• Directions
Copy the inequality thread word for word from "Let $a,b,c,d$ be" to "how to proceed.".

• Passage provided
+++
Let $a,b,c,d$ be positive real no such that $a+b+c+d\le1$
prove that$$\frac{a}{b}+\frac{b}{a}+\frac{c}{d}+\frac{d}{c}\le \frac{1}{64abcd}$$
I did this way$$\frac{a^2cd+b^2cd+c^2ab+d^2ab}{abcd}\le\frac{1}{64abcd}$$
$\implies$ $a^2cd+b^2cd+c^2ab+d^2ab\le\frac{1}{64}$
$\implies$ $(ac+bd)(ad+bc)\le\frac{1}{64}$
now I don't know how to proceed.
On
$\frac{a}{b}+\frac{b}{a}+\frac{c}{d}+\frac{d}{c}=\frac{a^2cd+b^2cd+c^2ab+d^2ab}{abcd}$
$\implies(ac+bd)(ad+bc)\le\frac{1}{64}$
Now $(ac+bd)(ad+bc)\le\frac{ac+bd+ad+bc}{4}$
$=\frac{(a+b)(c+d)}{4}\le\frac{(a+b+c+d)}{64}$
As $a+b+c+d\le1$
$\implies\frac{(a+b+c+d)^4}{64}\le\frac{1}{64}$
Hence proved
By AM-GM $(ac+bd)(ad+bc)\leq\left(\frac{ac+bd+ad+bc}{2}\right)^2=\left(\frac{(a+b)(c+d)}{2}\right)^2\leq\left(\frac{\left(\frac{a+b+c+d}{2}\right)^2}{2}\right)^2\leq\frac{1}{64}$
+++
Saved entries:
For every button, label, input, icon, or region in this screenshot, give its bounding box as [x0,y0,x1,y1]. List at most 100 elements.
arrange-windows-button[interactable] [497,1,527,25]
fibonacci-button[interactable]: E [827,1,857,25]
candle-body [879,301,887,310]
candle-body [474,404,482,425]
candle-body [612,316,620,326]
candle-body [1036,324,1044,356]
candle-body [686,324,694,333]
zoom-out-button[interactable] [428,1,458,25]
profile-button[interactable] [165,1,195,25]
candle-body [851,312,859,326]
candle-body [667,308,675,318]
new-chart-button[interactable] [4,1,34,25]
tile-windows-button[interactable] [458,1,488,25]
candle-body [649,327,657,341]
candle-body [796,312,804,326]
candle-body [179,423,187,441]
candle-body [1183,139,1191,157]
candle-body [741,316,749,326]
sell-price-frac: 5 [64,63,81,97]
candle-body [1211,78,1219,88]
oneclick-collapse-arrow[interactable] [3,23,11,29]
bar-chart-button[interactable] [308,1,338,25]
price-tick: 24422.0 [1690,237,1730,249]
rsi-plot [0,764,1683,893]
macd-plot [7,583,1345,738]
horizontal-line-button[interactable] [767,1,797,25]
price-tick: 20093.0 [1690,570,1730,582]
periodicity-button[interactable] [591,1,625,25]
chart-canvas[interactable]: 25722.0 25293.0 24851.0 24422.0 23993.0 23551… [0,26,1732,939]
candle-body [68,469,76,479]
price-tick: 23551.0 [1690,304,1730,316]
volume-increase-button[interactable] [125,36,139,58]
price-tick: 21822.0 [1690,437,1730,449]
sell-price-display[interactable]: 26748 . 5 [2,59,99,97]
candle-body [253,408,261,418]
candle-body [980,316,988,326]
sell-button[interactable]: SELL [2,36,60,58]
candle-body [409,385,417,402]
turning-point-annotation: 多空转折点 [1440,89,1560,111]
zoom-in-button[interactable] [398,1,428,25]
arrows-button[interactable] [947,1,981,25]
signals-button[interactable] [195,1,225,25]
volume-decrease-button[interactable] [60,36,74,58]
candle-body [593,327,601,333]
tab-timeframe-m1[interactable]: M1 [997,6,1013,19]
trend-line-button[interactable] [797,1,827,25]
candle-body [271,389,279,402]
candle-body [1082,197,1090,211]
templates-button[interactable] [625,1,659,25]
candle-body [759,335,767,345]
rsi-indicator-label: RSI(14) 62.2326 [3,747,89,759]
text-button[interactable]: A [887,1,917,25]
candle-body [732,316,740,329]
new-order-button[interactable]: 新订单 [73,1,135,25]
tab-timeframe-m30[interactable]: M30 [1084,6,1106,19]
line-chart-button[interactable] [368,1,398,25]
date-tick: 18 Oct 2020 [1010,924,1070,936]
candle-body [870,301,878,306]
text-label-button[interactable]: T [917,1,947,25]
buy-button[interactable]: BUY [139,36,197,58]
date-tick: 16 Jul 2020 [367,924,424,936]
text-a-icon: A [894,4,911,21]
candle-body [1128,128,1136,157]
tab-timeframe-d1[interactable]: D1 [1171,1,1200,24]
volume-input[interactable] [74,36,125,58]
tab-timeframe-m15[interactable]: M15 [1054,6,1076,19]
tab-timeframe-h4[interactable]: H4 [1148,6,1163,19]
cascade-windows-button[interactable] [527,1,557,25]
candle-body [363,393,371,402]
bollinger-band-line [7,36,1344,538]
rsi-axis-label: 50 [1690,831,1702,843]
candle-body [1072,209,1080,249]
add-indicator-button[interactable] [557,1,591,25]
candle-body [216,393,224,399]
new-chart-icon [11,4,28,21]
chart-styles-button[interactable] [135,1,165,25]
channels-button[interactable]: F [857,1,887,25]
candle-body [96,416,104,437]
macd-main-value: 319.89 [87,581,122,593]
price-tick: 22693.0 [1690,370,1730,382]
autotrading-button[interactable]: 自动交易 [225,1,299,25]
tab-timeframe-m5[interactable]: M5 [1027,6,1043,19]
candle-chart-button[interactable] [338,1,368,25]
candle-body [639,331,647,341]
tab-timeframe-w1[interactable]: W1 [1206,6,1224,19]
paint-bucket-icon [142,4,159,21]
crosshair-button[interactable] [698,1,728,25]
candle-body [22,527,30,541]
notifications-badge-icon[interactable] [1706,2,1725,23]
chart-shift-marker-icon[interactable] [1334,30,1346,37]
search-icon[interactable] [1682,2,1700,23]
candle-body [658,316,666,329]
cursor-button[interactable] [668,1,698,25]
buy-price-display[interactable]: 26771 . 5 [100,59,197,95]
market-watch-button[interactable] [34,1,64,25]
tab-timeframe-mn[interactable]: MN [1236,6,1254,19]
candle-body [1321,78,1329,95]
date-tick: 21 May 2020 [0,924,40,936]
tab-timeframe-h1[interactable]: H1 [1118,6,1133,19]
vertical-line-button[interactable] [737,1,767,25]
+++
• Exercise output
Let $a,b,c,d$ be positive real no such that $a+b+c+d\le1$
prove that$$\frac{a}{b}+\frac{b}{a}+\frac{c}{d}+\frac{d}{c}\le \frac{1}{64abcd}$$
I did this way$$\frac{a^2cd+b^2cd+c^2ab+d^2ab}{abcd}\le\frac{1}{64abcd}$$
$\implies$ $a^2cd+b^2cd+c^2ab+d^2ab\le\frac{1}{64}$
$\implies$ $(ac+bd)(ad+bc)\le\frac{1}{64}$
now I don't know how to proceed.